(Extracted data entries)
◇ ◇ ◇
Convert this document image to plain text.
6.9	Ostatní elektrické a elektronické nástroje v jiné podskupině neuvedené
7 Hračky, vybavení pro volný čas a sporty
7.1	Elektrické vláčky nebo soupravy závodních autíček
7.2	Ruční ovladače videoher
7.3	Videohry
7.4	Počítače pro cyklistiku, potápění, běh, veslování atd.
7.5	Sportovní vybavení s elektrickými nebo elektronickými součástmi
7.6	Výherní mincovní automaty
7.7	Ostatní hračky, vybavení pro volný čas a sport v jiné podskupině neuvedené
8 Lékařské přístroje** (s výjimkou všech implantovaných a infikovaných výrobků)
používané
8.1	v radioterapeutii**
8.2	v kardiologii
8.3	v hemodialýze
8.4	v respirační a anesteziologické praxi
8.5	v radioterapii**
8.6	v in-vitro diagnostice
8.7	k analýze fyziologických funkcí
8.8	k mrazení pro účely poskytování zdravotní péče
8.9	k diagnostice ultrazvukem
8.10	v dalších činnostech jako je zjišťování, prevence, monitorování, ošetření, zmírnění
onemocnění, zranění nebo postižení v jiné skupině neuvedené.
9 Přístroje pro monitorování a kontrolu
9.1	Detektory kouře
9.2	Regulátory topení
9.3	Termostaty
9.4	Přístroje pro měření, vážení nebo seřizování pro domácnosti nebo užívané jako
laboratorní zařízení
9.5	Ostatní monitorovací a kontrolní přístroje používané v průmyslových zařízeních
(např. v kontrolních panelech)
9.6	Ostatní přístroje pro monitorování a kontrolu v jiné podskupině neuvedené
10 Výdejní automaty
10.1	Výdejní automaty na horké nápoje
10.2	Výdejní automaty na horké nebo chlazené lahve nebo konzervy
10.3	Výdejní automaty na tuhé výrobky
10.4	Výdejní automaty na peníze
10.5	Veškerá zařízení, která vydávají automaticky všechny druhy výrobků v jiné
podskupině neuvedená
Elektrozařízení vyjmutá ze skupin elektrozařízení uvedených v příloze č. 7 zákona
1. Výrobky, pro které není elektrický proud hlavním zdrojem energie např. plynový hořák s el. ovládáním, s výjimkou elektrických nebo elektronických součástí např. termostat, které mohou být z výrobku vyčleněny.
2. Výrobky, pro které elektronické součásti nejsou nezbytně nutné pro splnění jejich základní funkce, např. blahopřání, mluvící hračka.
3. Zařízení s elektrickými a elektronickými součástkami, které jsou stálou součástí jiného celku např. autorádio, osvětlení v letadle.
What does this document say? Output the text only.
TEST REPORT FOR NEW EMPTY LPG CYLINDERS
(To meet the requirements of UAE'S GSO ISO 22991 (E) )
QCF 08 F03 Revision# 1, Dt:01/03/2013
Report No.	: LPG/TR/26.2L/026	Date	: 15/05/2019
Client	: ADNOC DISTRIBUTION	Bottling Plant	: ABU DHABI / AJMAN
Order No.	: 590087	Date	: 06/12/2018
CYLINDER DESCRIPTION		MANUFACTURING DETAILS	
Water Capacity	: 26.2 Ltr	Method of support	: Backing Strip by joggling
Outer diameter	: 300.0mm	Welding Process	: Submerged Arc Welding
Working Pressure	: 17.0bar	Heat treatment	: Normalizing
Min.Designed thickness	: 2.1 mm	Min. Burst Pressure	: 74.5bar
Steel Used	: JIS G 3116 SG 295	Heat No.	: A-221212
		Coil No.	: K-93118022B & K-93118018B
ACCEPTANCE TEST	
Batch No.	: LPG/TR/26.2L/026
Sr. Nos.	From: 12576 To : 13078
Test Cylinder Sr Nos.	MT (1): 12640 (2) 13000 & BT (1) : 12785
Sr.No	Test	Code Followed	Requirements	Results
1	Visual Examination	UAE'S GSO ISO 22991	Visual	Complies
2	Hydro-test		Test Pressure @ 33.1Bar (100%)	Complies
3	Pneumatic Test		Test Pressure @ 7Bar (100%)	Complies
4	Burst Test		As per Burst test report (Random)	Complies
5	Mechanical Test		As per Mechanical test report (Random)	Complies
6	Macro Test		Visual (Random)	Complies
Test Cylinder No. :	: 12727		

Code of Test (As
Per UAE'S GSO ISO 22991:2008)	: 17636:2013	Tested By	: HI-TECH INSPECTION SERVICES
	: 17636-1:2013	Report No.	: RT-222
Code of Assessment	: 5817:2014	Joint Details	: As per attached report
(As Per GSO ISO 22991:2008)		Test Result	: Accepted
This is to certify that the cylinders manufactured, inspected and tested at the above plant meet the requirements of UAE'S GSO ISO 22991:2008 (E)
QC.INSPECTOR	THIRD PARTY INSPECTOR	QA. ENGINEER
◇ ◇ ◇
→ **OBJECTIVE**
Extract the complete listing verbatim.

→ **SOLUTION TO THE EXERCISE**
Convert this document image to plain text.
6.9	Ostatní elektrické a elektronické nástroje v jiné podskupině neuvedené
7 Hračky, vybavení pro volný čas a sporty
7.1	Elektrické vláčky nebo soupravy závodních autíček
7.2	Ruční ovladače videoher
7.3	Videohry
7.4	Počítače pro cyklistiku, potápění, běh, veslování atd.
7.5	Sportovní vybavení s elektrickými nebo elektronickými součástmi
7.6	Výherní mincovní automaty
7.7	Ostatní hračky, vybavení pro volný čas a sport v jiné podskupině neuvedené
8 Lékařské přístroje** (s výjimkou všech implantovaných a infikovaných výrobků)
používané
8.1	v radioterapeutii**
8.2	v kardiologii
8.3	v hemodialýze
8.4	v respirační a anesteziologické praxi
8.5	v radioterapii**
8.6	v in-vitro diagnostice
8.7	k analýze fyziologických funkcí
8.8	k mrazení pro účely poskytování zdravotní péče
8.9	k diagnostice ultrazvukem
8.10	v dalších činnostech jako je zjišťování, prevence, monitorování, ošetření, zmírnění
onemocnění, zranění nebo postižení v jiné skupině neuvedené.
9 Přístroje pro monitorování a kontrolu
9.1	Detektory kouře
9.2	Regulátory topení
9.3	Termostaty
9.4	Přístroje pro měření, vážení nebo seřizování pro domácnosti nebo užívané jako
laboratorní zařízení
9.5	Ostatní monitorovací a kontrolní přístroje používané v průmyslových zařízeních
(např. v kontrolních panelech)
9.6	Ostatní přístroje pro monitorování a kontrolu v jiné podskupině neuvedené
10 Výdejní automaty
10.1	Výdejní automaty na horké nápoje
10.2	Výdejní automaty na horké nebo chlazené lahve nebo konzervy
10.3	Výdejní automaty na tuhé výrobky
10.4	Výdejní automaty na peníze
10.5	Veškerá zařízení, která vydávají automaticky všechny druhy výrobků v jiné
podskupině neuvedená
Elektrozařízení vyjmutá ze skupin elektrozařízení uvedených v příloze č. 7 zákona
1. Výrobky, pro které není elektrický proud hlavním zdrojem energie např. plynový hořák s el. ovládáním, s výjimkou elektrických nebo elektronických součástí např. termostat, které mohou být z výrobku vyčleněny.
2. Výrobky, pro které elektronické součásti nejsou nezbytně nutné pro splnění jejich základní funkce, např. blahopřání, mluvící hračka.
3. Zařízení s elektrickými a elektronickými součástkami, které jsou stálou součástí jiného celku např. autorádio, osvětlení v letadle.
What does this document say? Output the text only.
TEST REPORT FOR NEW EMPTY LPG CYLINDERS
(To meet the requirements of UAE'S GSO ISO 22991 (E) )
QCF 08 F03 Revision# 1, Dt:01/03/2013
Report No.	: LPG/TR/26.2L/026	Date	: 15/05/2019
Client	: ADNOC DISTRIBUTION	Bottling Plant	: ABU DHABI / AJMAN
Order No.	: 590087	Date	: 06/12/2018
CYLINDER DESCRIPTION		MANUFACTURING DETAILS	
Water Capacity	: 26.2 Ltr	Method of support	: Backing Strip by joggling
Outer diameter	: 300.0mm	Welding Process	: Submerged Arc Welding
Working Pressure	: 17.0bar	Heat treatment	: Normalizing
Min.Designed thickness	: 2.1 mm	Min. Burst Pressure	: 74.5bar
Steel Used	: JIS G 3116 SG 295	Heat No.	: A-221212
		Coil No.	: K-93118022B & K-93118018B
ACCEPTANCE TEST	
Batch No.	: LPG/TR/26.2L/026
Sr. Nos.	From: 12576 To : 13078
Test Cylinder Sr Nos.	MT (1): 12640 (2) 13000 & BT (1) : 12785
Sr.No	Test	Code Followed	Requirements	Results
1	Visual Examination	UAE'S GSO ISO 22991	Visual	Complies
2	Hydro-test		Test Pressure @ 33.1Bar (100%)	Complies
3	Pneumatic Test		Test Pressure @ 7Bar (100%)	Complies
4	Burst Test		As per Burst test report (Random)	Complies
5	Mechanical Test		As per Mechanical test report (Random)	Complies
6	Macro Test		Visual (Random)	Complies
Test Cylinder No. :	: 12727		

Code of Test (As
Per UAE'S GSO ISO 22991:2008)	: 17636:2013	Tested By	: HI-TECH INSPECTION SERVICES
	: 17636-1:2013	Report No.	: RT-222
Code of Assessment	: 5817:2014	Joint Details	: As per attached report
(As Per GSO ISO 22991:2008)		Test Result	: Accepted
This is to certify that the cylinders manufactured, inspected and tested at the above plant meet the requirements of UAE'S GSO ISO 22991:2008 (E)
QC.INSPECTOR	THIRD PARTY INSPECTOR	QA. ENGINEER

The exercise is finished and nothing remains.